▸ Work to complete: Output every entry exactly, from the first line to the last.

▸ Material provided:
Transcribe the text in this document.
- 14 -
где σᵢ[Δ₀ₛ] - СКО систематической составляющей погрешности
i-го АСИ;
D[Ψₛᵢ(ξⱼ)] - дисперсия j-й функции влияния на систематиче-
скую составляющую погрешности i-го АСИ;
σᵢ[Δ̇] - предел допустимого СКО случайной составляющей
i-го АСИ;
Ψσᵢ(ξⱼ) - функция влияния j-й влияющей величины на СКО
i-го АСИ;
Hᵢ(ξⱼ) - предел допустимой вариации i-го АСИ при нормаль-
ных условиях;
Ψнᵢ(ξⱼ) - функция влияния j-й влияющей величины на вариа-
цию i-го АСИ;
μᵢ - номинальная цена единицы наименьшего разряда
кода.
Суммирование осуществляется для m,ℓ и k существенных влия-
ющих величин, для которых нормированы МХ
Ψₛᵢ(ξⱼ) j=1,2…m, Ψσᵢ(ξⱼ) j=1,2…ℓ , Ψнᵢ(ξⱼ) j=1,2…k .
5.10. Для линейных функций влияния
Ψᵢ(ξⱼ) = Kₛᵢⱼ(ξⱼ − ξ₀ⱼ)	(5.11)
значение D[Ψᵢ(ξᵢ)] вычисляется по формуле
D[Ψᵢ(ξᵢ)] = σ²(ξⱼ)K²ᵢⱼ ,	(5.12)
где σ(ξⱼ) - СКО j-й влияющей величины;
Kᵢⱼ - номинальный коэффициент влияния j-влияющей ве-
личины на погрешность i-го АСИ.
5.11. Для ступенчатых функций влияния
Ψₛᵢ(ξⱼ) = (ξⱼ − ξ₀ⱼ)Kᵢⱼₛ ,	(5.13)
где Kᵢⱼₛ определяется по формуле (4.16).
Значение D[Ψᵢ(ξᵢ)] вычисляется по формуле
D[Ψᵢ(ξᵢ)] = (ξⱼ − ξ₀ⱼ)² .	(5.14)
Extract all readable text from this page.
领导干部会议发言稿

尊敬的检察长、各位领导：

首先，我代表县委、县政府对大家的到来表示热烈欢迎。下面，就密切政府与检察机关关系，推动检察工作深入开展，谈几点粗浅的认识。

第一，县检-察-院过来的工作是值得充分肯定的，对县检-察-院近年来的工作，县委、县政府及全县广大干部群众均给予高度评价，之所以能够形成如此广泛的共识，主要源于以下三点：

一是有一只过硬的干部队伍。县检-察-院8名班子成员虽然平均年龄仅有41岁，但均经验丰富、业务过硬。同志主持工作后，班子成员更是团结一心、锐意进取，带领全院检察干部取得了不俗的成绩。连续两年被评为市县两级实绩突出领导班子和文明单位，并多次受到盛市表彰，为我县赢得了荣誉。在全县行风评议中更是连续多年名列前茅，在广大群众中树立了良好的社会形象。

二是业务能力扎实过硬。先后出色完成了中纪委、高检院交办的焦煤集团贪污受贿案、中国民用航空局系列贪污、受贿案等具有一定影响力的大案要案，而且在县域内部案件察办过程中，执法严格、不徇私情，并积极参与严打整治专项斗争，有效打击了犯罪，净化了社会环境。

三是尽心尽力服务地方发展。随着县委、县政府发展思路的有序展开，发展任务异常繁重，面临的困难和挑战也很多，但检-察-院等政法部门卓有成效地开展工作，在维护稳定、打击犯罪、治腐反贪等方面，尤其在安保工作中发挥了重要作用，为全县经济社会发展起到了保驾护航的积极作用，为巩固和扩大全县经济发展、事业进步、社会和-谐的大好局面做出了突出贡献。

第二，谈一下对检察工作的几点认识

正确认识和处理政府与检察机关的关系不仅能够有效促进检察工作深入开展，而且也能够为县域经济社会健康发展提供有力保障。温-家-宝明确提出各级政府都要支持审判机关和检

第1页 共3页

▸ Complete output:
Transcribe the text in this document.
- 14 -
где σᵢ[Δ₀ₛ] - СКО систематической составляющей погрешности
i-го АСИ;
D[Ψₛᵢ(ξⱼ)] - дисперсия j-й функции влияния на систематиче-
скую составляющую погрешности i-го АСИ;
σᵢ[Δ̇] - предел допустимого СКО случайной составляющей
i-го АСИ;
Ψσᵢ(ξⱼ) - функция влияния j-й влияющей величины на СКО
i-го АСИ;
Hᵢ(ξⱼ) - предел допустимой вариации i-го АСИ при нормаль-
ных условиях;
Ψнᵢ(ξⱼ) - функция влияния j-й влияющей величины на вариа-
цию i-го АСИ;
μᵢ - номинальная цена единицы наименьшего разряда
кода.
Суммирование осуществляется для m,ℓ и k существенных влия-
ющих величин, для которых нормированы МХ
Ψₛᵢ(ξⱼ) j=1,2…m, Ψσᵢ(ξⱼ) j=1,2…ℓ , Ψнᵢ(ξⱼ) j=1,2…k .
5.10. Для линейных функций влияния
Ψᵢ(ξⱼ) = Kₛᵢⱼ(ξⱼ − ξ₀ⱼ)	(5.11)
значение D[Ψᵢ(ξᵢ)] вычисляется по формуле
D[Ψᵢ(ξᵢ)] = σ²(ξⱼ)K²ᵢⱼ ,	(5.12)
где σ(ξⱼ) - СКО j-й влияющей величины;
Kᵢⱼ - номинальный коэффициент влияния j-влияющей ве-
личины на погрешность i-го АСИ.
5.11. Для ступенчатых функций влияния
Ψₛᵢ(ξⱼ) = (ξⱼ − ξ₀ⱼ)Kᵢⱼₛ ,	(5.13)
где Kᵢⱼₛ определяется по формуле (4.16).
Значение D[Ψᵢ(ξᵢ)] вычисляется по формуле
D[Ψᵢ(ξᵢ)] = (ξⱼ − ξ₀ⱼ)² .	(5.14)
Extract all readable text from this page.
领导干部会议发言稿

尊敬的检察长、各位领导：

首先，我代表县委、县政府对大家的到来表示热烈欢迎。下面，就密切政府与检察机关关系，推动检察工作深入开展，谈几点粗浅的认识。

第一，县检-察-院过来的工作是值得充分肯定的，对县检-察-院近年来的工作，县委、县政府及全县广大干部群众均给予高度评价，之所以能够形成如此广泛的共识，主要源于以下三点：

一是有一只过硬的干部队伍。县检-察-院8名班子成员虽然平均年龄仅有41岁，但均经验丰富、业务过硬。同志主持工作后，班子成员更是团结一心、锐意进取，带领全院检察干部取得了不俗的成绩。连续两年被评为市县两级实绩突出领导班子和文明单位，并多次受到盛市表彰，为我县赢得了荣誉。在全县行风评议中更是连续多年名列前茅，在广大群众中树立了良好的社会形象。

二是业务能力扎实过硬。先后出色完成了中纪委、高检院交办的焦煤集团贪污受贿案、中国民用航空局系列贪污、受贿案等具有一定影响力的大案要案，而且在县域内部案件察办过程中，执法严格、不徇私情，并积极参与严打整治专项斗争，有效打击了犯罪，净化了社会环境。

三是尽心尽力服务地方发展。随着县委、县政府发展思路的有序展开，发展任务异常繁重，面临的困难和挑战也很多，但检-察-院等政法部门卓有成效地开展工作，在维护稳定、打击犯罪、治腐反贪等方面，尤其在安保工作中发挥了重要作用，为全县经济社会发展起到了保驾护航的积极作用，为巩固和扩大全县经济发展、事业进步、社会和-谐的大好局面做出了突出贡献。

第二，谈一下对检察工作的几点认识

正确认识和处理政府与检察机关的关系不仅能够有效促进检察工作深入开展，而且也能够为县域经济社会健康发展提供有力保障。温-家-宝明确提出各级政府都要支持审判机关和检

第1页 共3页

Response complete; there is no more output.